┌────────

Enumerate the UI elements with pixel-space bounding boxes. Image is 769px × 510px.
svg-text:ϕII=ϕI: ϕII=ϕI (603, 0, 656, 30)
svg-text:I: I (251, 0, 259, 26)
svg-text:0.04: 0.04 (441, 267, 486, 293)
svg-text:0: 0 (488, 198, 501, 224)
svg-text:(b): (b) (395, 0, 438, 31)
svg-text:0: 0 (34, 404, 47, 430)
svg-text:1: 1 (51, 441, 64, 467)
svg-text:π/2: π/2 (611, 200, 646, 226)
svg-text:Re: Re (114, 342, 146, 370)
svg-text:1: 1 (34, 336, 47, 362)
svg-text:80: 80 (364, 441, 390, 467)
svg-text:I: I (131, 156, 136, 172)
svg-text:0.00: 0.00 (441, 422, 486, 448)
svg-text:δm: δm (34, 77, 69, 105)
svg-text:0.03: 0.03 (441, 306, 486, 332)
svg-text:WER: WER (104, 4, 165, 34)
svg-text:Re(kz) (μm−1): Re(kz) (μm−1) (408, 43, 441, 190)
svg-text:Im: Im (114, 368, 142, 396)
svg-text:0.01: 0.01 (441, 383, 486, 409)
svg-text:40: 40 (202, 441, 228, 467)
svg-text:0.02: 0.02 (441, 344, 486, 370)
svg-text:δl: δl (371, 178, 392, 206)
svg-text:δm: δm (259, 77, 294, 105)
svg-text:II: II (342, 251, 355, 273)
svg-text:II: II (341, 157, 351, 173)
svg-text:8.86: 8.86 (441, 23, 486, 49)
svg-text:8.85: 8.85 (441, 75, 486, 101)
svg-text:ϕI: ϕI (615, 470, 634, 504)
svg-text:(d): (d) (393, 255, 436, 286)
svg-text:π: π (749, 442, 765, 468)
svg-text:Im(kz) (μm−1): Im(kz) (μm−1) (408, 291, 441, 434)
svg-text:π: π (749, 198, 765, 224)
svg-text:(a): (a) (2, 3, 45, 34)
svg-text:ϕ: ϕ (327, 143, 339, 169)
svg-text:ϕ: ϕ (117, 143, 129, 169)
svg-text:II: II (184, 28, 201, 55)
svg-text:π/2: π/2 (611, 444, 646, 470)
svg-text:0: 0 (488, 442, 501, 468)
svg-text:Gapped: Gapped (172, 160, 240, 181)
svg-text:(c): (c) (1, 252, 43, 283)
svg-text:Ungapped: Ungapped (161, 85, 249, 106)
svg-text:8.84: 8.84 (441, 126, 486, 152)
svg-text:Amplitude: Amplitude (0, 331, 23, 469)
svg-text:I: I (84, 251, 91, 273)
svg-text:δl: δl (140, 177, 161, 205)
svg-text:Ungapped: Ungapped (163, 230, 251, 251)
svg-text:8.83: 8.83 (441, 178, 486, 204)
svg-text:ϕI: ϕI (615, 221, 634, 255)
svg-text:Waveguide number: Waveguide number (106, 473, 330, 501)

└────────

→ Problem: Lay out the lines above as a Markdown table with the columns Row and Line, numbering each row and leaving out any blank lines.

→ Written response:
| Row | Line |
|---|---|
| 1 | Enumerate the UI elements with pixel-space bounding boxes. Image is 769px × 510px. |
| 2 | svg-text:ϕII=ϕI: ϕII=ϕI (603, 0, 656, 30) |
| 3 | svg-text:I: I (251, 0, 259, 26) |
| 4 | svg-text:0.04: 0.04 (441, 267, 486, 293) |
| 5 | svg-text:0: 0 (488, 198, 501, 224) |
| 6 | svg-text:(b): (b) (395, 0, 438, 31) |
| 7 | svg-text:0: 0 (34, 404, 47, 430) |
| 8 | svg-text:1: 1 (51, 441, 64, 467) |
| 9 | svg-text:π/2: π/2 (611, 200, 646, 226) |
| 10 | svg-text:Re: Re (114, 342, 146, 370) |
| 11 | svg-text:1: 1 (34, 336, 47, 362) |
| 12 | svg-text:80: 80 (364, 441, 390, 467) |
| 13 | svg-text:I: I (131, 156, 136, 172) |
| 14 | svg-text:0.00: 0.00 (441, 422, 486, 448) |
| 15 | svg-text:δm: δm (34, 77, 69, 105) |
| 16 | svg-text:0.03: 0.03 (441, 306, 486, 332) |
| 17 | svg-text:WER: WER (104, 4, 165, 34) |
| 18 | svg-text:Re(kz) (μm−1): Re(kz) (μm−1) (408, 43, 441, 190) |
| 19 | svg-text:Im: Im (114, 368, 142, 396) |
| 20 | svg-text:0.01: 0.01 (441, 383, 486, 409) |
| 21 | svg-text:40: 40 (202, 441, 228, 467) |
| 22 | svg-text:0.02: 0.02 (441, 344, 486, 370) |
| 23 | svg-text:δl: δl (371, 178, 392, 206) |
| 24 | svg-text:δm: δm (259, 77, 294, 105) |
| 25 | svg-text:II: II (342, 251, 355, 273) |
| 26 | svg-text:II: II (341, 157, 351, 173) |
| 27 | svg-text:8.86: 8.86 (441, 23, 486, 49) |
| 28 | svg-text:8.85: 8.85 (441, 75, 486, 101) |
| 29 | svg-text:ϕI: ϕI (615, 470, 634, 504) |
| 30 | svg-text:(d): (d) (393, 255, 436, 286) |
| 31 | svg-text:π: π (749, 442, 765, 468) |
| 32 | svg-text:Im(kz) (μm−1): Im(kz) (μm−1) (408, 291, 441, 434) |
| 33 | svg-text:π: π (749, 198, 765, 224) |
| 34 | svg-text:(a): (a) (2, 3, 45, 34) |
| 35 | svg-text:ϕ: ϕ (327, 143, 339, 169) |
| 36 | svg-text:ϕ: ϕ (117, 143, 129, 169) |
| 37 | svg-text:II: II (184, 28, 201, 55) |
| 38 | svg-text:π/2: π/2 (611, 444, 646, 470) |
| 39 | svg-text:0: 0 (488, 442, 501, 468) |
| 40 | svg-text:Gapped: Gapped (172, 160, 240, 181) |
| 41 | svg-text:(c): (c) (1, 252, 43, 283) |
| 42 | svg-text:Ungapped: Ungapped (161, 85, 249, 106) |
| 43 | svg-text:8.84: 8.84 (441, 126, 486, 152) |
| 44 | svg-text:Amplitude: Amplitude (0, 331, 23, 469) |
| 45 | svg-text:I: I (84, 251, 91, 273) |
| 46 | svg-text:δl: δl (140, 177, 161, 205) |
| 47 | svg-text:Ungapped: Ungapped (163, 230, 251, 251) |
| 48 | svg-text:8.83: 8.83 (441, 178, 486, 204) |
| 49 | svg-text:ϕI: ϕI (615, 221, 634, 255) |
| 50 | svg-text:Waveguide number: Waveguide number (106, 473, 330, 501) |